▶ [TASK DETAILS] Every entry should be repeated exactly. Omit the pictures.

▶ [STORED RECORDS]
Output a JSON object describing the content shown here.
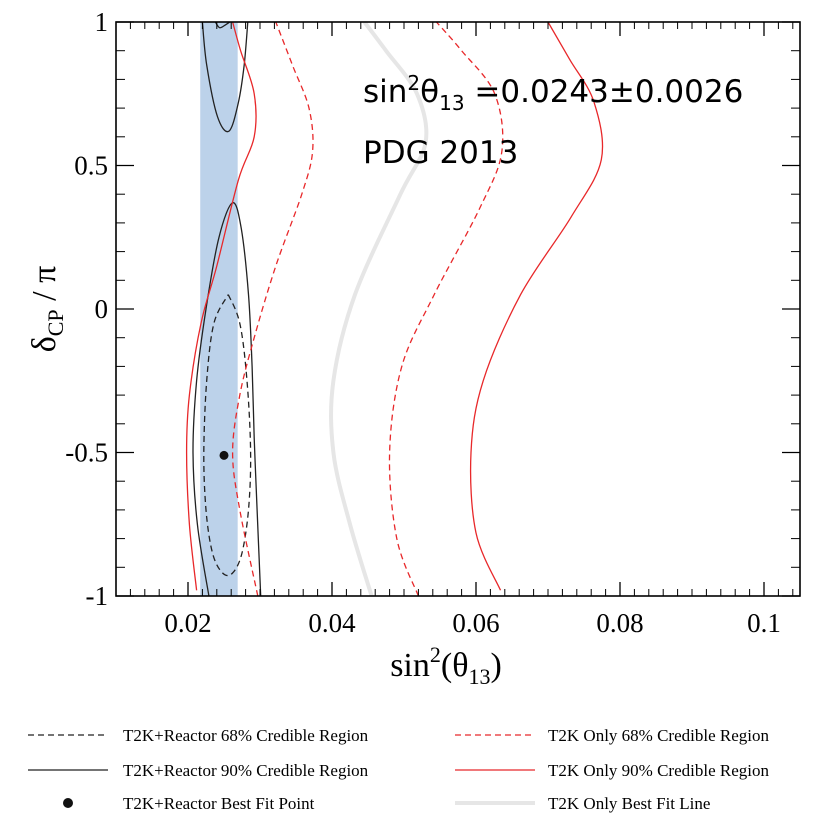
{
  "chart_data": {
    "type": "line",
    "xlabel": {
      "base": "sin",
      "sup": "2",
      "rest": "(θ",
      "sub": "13",
      "end": ")"
    },
    "ylabel": {
      "base": "δ",
      "sub": "CP",
      "rest": " / π"
    },
    "xlim": [
      0.01,
      0.105
    ],
    "ylim": [
      -1,
      1
    ],
    "x_ticks": [
      0.02,
      0.04,
      0.06,
      0.08,
      0.1
    ],
    "x_tick_labels": [
      "0.02",
      "0.04",
      "0.06",
      "0.08",
      "0.1"
    ],
    "y_ticks": [
      1,
      0.5,
      0,
      -0.5,
      -1
    ],
    "y_tick_labels": [
      "1",
      "0.5",
      "0",
      "-0.5",
      "-1"
    ],
    "annotations": {
      "line1": {
        "base": "sin",
        "sup": "2",
        "theta": "θ",
        "sub": "13",
        "rest": " =0.0243±0.0026"
      },
      "line2": "PDG 2013"
    },
    "reactor_band": {
      "center": 0.0243,
      "sigma": 0.0026,
      "color": "#bcd2ea"
    },
    "series": [
      {
        "name": "T2K+Reactor 68% Credible Region",
        "style": "dashed",
        "color": "#222222",
        "points": [
          [
            0.0256,
            0.05
          ],
          [
            0.0272,
            -0.05
          ],
          [
            0.0282,
            -0.25
          ],
          [
            0.0287,
            -0.5
          ],
          [
            0.0284,
            -0.7
          ],
          [
            0.0275,
            -0.85
          ],
          [
            0.0262,
            -0.92
          ],
          [
            0.0248,
            -0.92
          ],
          [
            0.0234,
            -0.85
          ],
          [
            0.0225,
            -0.7
          ],
          [
            0.0222,
            -0.5
          ],
          [
            0.0226,
            -0.25
          ],
          [
            0.0236,
            -0.05
          ],
          [
            0.0256,
            0.05
          ]
        ]
      },
      {
        "name": "T2K+Reactor 90% Credible Region",
        "style": "solid",
        "color": "#222222",
        "points": [
          [
            0.0229,
            -1.0
          ],
          [
            0.0213,
            -0.75
          ],
          [
            0.0207,
            -0.5
          ],
          [
            0.0212,
            -0.25
          ],
          [
            0.0225,
            0.0
          ],
          [
            0.0243,
            0.25
          ],
          [
            0.0262,
            0.37
          ],
          [
            0.0274,
            0.28
          ],
          [
            0.0284,
            0.05
          ],
          [
            0.0289,
            -0.2
          ],
          [
            0.0292,
            -0.45
          ],
          [
            0.0296,
            -0.7
          ],
          [
            0.0301,
            -1.0
          ]
        ]
      },
      {
        "name": "T2K+Reactor 90% Credible Region (upper)",
        "style": "solid",
        "color": "#222222",
        "points": [
          [
            0.022,
            1.0
          ],
          [
            0.0226,
            0.85
          ],
          [
            0.0241,
            0.67
          ],
          [
            0.0257,
            0.62
          ],
          [
            0.027,
            0.72
          ],
          [
            0.0278,
            0.85
          ],
          [
            0.0283,
            1.0
          ]
        ]
      },
      {
        "name": "T2K+Reactor 90% Credible Region (top)",
        "style": "solid",
        "color": "#222222",
        "points": [
          [
            0.0238,
            1.0
          ],
          [
            0.0244,
            0.98
          ],
          [
            0.0252,
            0.99
          ],
          [
            0.0258,
            1.0
          ]
        ]
      },
      {
        "name": "T2K Only 68% Credible Region",
        "style": "dashed",
        "color": "#e8282a",
        "points": [
          [
            0.0297,
            -1.0
          ],
          [
            0.0272,
            -0.7
          ],
          [
            0.0262,
            -0.5
          ],
          [
            0.0272,
            -0.3
          ],
          [
            0.0292,
            -0.1
          ],
          [
            0.0322,
            0.15
          ],
          [
            0.0358,
            0.4
          ],
          [
            0.0373,
            0.55
          ],
          [
            0.0368,
            0.7
          ],
          [
            0.0345,
            0.85
          ],
          [
            0.0322,
            1.0
          ]
        ]
      },
      {
        "name": "T2K Only 68% Credible Region (right)",
        "style": "dashed",
        "color": "#e8282a",
        "points": [
          [
            0.052,
            -1.0
          ],
          [
            0.049,
            -0.8
          ],
          [
            0.048,
            -0.5
          ],
          [
            0.0497,
            -0.2
          ],
          [
            0.0542,
            0.05
          ],
          [
            0.0605,
            0.35
          ],
          [
            0.0636,
            0.55
          ],
          [
            0.0626,
            0.75
          ],
          [
            0.058,
            0.9
          ],
          [
            0.0545,
            1.0
          ]
        ]
      },
      {
        "name": "T2K Only 90% Credible Region",
        "style": "solid",
        "color": "#e8282a",
        "points": [
          [
            0.0212,
            -0.98
          ],
          [
            0.0202,
            -0.75
          ],
          [
            0.0198,
            -0.5
          ],
          [
            0.0202,
            -0.3
          ],
          [
            0.0218,
            -0.05
          ],
          [
            0.024,
            0.15
          ],
          [
            0.027,
            0.45
          ],
          [
            0.0292,
            0.6
          ],
          [
            0.0292,
            0.75
          ],
          [
            0.0273,
            0.9
          ],
          [
            0.0262,
            1.0
          ]
        ]
      },
      {
        "name": "T2K Only 90% Credible Region (right)",
        "style": "solid",
        "color": "#e8282a",
        "points": [
          [
            0.0634,
            -0.98
          ],
          [
            0.06,
            -0.78
          ],
          [
            0.0593,
            -0.5
          ],
          [
            0.061,
            -0.25
          ],
          [
            0.0662,
            0.05
          ],
          [
            0.0732,
            0.32
          ],
          [
            0.0774,
            0.52
          ],
          [
            0.0764,
            0.72
          ],
          [
            0.073,
            0.87
          ],
          [
            0.07,
            1.0
          ]
        ]
      },
      {
        "name": "T2K Only Best Fit Line",
        "style": "solid",
        "color": "#e6e6e6",
        "points": [
          [
            0.0455,
            -1.0
          ],
          [
            0.0425,
            -0.75
          ],
          [
            0.0402,
            -0.5
          ],
          [
            0.0402,
            -0.25
          ],
          [
            0.0432,
            0.05
          ],
          [
            0.0495,
            0.4
          ],
          [
            0.053,
            0.58
          ],
          [
            0.0518,
            0.75
          ],
          [
            0.0475,
            0.9
          ],
          [
            0.0445,
            1.0
          ]
        ]
      }
    ],
    "best_fit_point": {
      "name": "T2K+Reactor Best Fit Point",
      "x": 0.025,
      "y": -0.51,
      "color": "#111111"
    },
    "legend": {
      "placement": "bottom",
      "items": [
        {
          "label": "T2K+Reactor 68% Credible Region",
          "style": "dashed",
          "color": "#222222"
        },
        {
          "label": "T2K Only 68% Credible Region",
          "style": "dashed",
          "color": "#e8282a"
        },
        {
          "label": "T2K+Reactor 90% Credible Region",
          "style": "solid",
          "color": "#222222"
        },
        {
          "label": "T2K Only 90% Credible Region",
          "style": "solid",
          "color": "#e8282a"
        },
        {
          "label": "T2K+Reactor Best Fit Point",
          "style": "point",
          "color": "#111111"
        },
        {
          "label": "T2K Only Best Fit Line",
          "style": "thick",
          "color": "#e6e6e6"
        }
      ]
    },
    "grid": false
  }
}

▶ [FINISHED ANSWER]
Output a JSON object describing the content shown here.
{
  "chart_data": {
    "type": "line",
    "xlabel": {
      "base": "sin",
      "sup": "2",
      "rest": "(θ",
      "sub": "13",
      "end": ")"
    },
    "ylabel": {
      "base": "δ",
      "sub": "CP",
      "rest": " / π"
    },
    "xlim": [
      0.01,
      0.105
    ],
    "ylim": [
      -1,
      1
    ],
    "x_ticks": [
      0.02,
      0.04,
      0.06,
      0.08,
      0.1
    ],
    "x_tick_labels": [
      "0.02",
      "0.04",
      "0.06",
      "0.08",
      "0.1"
    ],
    "y_ticks": [
      1,
      0.5,
      0,
      -0.5,
      -1
    ],
    "y_tick_labels": [
      "1",
      "0.5",
      "0",
      "-0.5",
      "-1"
    ],
    "annotations": {
      "line1": {
        "base": "sin",
        "sup": "2",
        "theta": "θ",
        "sub": "13",
        "rest": " =0.0243±0.0026"
      },
      "line2": "PDG 2013"
    },
    "reactor_band": {
      "center": 0.0243,
      "sigma": 0.0026,
      "color": "#bcd2ea"
    },
    "series": [
      {
        "name": "T2K+Reactor 68% Credible Region",
        "style": "dashed",
        "color": "#222222",
        "points": [
          [
            0.0256,
            0.05
          ],
          [
            0.0272,
            -0.05
          ],
          [
            0.0282,
            -0.25
          ],
          [
            0.0287,
            -0.5
          ],
          [
            0.0284,
            -0.7
          ],
          [
            0.0275,
            -0.85
          ],
          [
            0.0262,
            -0.92
          ],
          [
            0.0248,
            -0.92
          ],
          [
            0.0234,
            -0.85
          ],
          [
            0.0225,
            -0.7
          ],
          [
            0.0222,
            -0.5
          ],
          [
            0.0226,
            -0.25
          ],
          [
            0.0236,
            -0.05
          ],
          [
            0.0256,
            0.05
          ]
        ]
      },
      {
        "name": "T2K+Reactor 90% Credible Region",
        "style": "solid",
        "color": "#222222",
        "points": [
          [
            0.0229,
            -1.0
          ],
          [
            0.0213,
            -0.75
          ],
          [
            0.0207,
            -0.5
          ],
          [
            0.0212,
            -0.25
          ],
          [
            0.0225,
            0.0
          ],
          [
            0.0243,
            0.25
          ],
          [
            0.0262,
            0.37
          ],
          [
            0.0274,
            0.28
          ],
          [
            0.0284,
            0.05
          ],
          [
            0.0289,
            -0.2
          ],
          [
            0.0292,
            -0.45
          ],
          [
            0.0296,
            -0.7
          ],
          [
            0.0301,
            -1.0
          ]
        ]
      },
      {
        "name": "T2K+Reactor 90% Credible Region (upper)",
        "style": "solid",
        "color": "#222222",
        "points": [
          [
            0.022,
            1.0
          ],
          [
            0.0226,
            0.85
          ],
          [
            0.0241,
            0.67
          ],
          [
            0.0257,
            0.62
          ],
          [
            0.027,
            0.72
          ],
          [
            0.0278,
            0.85
          ],
          [
            0.0283,
            1.0
          ]
        ]
      },
      {
        "name": "T2K+Reactor 90% Credible Region (top)",
        "style": "solid",
        "color": "#222222",
        "points": [
          [
            0.0238,
            1.0
          ],
          [
            0.0244,
            0.98
          ],
          [
            0.0252,
            0.99
          ],
          [
            0.0258,
            1.0
          ]
        ]
      },
      {
        "name": "T2K Only 68% Credible Region",
        "style": "dashed",
        "color": "#e8282a",
        "points": [
          [
            0.0297,
            -1.0
          ],
          [
            0.0272,
            -0.7
          ],
          [
            0.0262,
            -0.5
          ],
          [
            0.0272,
            -0.3
          ],
          [
            0.0292,
            -0.1
          ],
          [
            0.0322,
            0.15
          ],
          [
            0.0358,
            0.4
          ],
          [
            0.0373,
            0.55
          ],
          [
            0.0368,
            0.7
          ],
          [
            0.0345,
            0.85
          ],
          [
            0.0322,
            1.0
          ]
        ]
      },
      {
        "name": "T2K Only 68% Credible Region (right)",
        "style": "dashed",
        "color": "#e8282a",
        "points": [
          [
            0.052,
            -1.0
          ],
          [
            0.049,
            -0.8
          ],
          [
            0.048,
            -0.5
          ],
          [
            0.0497,
            -0.2
          ],
          [
            0.0542,
            0.05
          ],
          [
            0.0605,
            0.35
          ],
          [
            0.0636,
            0.55
          ],
          [
            0.0626,
            0.75
          ],
          [
            0.058,
            0.9
          ],
          [
            0.0545,
            1.0
          ]
        ]
      },
      {
        "name": "T2K Only 90% Credible Region",
        "style": "solid",
        "color": "#e8282a",
        "points": [
          [
            0.0212,
            -0.98
          ],
          [
            0.0202,
            -0.75
          ],
          [
            0.0198,
            -0.5
          ],
          [
            0.0202,
            -0.3
          ],
          [
            0.0218,
            -0.05
          ],
          [
            0.024,
            0.15
          ],
          [
            0.027,
            0.45
          ],
          [
            0.0292,
            0.6
          ],
          [
            0.0292,
            0.75
          ],
          [
            0.0273,
            0.9
          ],
          [
            0.0262,
            1.0
          ]
        ]
      },
      {
        "name": "T2K Only 90% Credible Region (right)",
        "style": "solid",
        "color": "#e8282a",
        "points": [
          [
            0.0634,
            -0.98
          ],
          [
            0.06,
            -0.78
          ],
          [
            0.0593,
            -0.5
          ],
          [
            0.061,
            -0.25
          ],
          [
            0.0662,
            0.05
          ],
          [
            0.0732,
            0.32
          ],
          [
            0.0774,
            0.52
          ],
          [
            0.0764,
            0.72
          ],
          [
            0.073,
            0.87
          ],
          [
            0.07,
            1.0
          ]
        ]
      },
      {
        "name": "T2K Only Best Fit Line",
        "style": "solid",
        "color": "#e6e6e6",
        "points": [
          [
            0.0455,
            -1.0
          ],
          [
            0.0425,
            -0.75
          ],
          [
            0.0402,
            -0.5
          ],
          [
            0.0402,
            -0.25
          ],
          [
            0.0432,
            0.05
          ],
          [
            0.0495,
            0.4
          ],
          [
            0.053,
            0.58
          ],
          [
            0.0518,
            0.75
          ],
          [
            0.0475,
            0.9
          ],
          [
            0.0445,
            1.0
          ]
        ]
      }
    ],
    "best_fit_point": {
      "name": "T2K+Reactor Best Fit Point",
      "x": 0.025,
      "y": -0.51,
      "color": "#111111"
    },
    "legend": {
      "placement": "bottom",
      "items": [
        {
          "label": "T2K+Reactor 68% Credible Region",
          "style": "dashed",
          "color": "#222222"
        },
        {
          "label": "T2K Only 68% Credible Region",
          "style": "dashed",
          "color": "#e8282a"
        },
        {
          "label": "T2K+Reactor 90% Credible Region",
          "style": "solid",
          "color": "#222222"
        },
        {
          "label": "T2K Only 90% Credible Region",
          "style": "solid",
          "color": "#e8282a"
        },
        {
          "label": "T2K+Reactor Best Fit Point",
          "style": "point",
          "color": "#111111"
        },
        {
          "label": "T2K Only Best Fit Line",
          "style": "thick",
          "color": "#e6e6e6"
        }
      ]
    },
    "grid": false
  }
}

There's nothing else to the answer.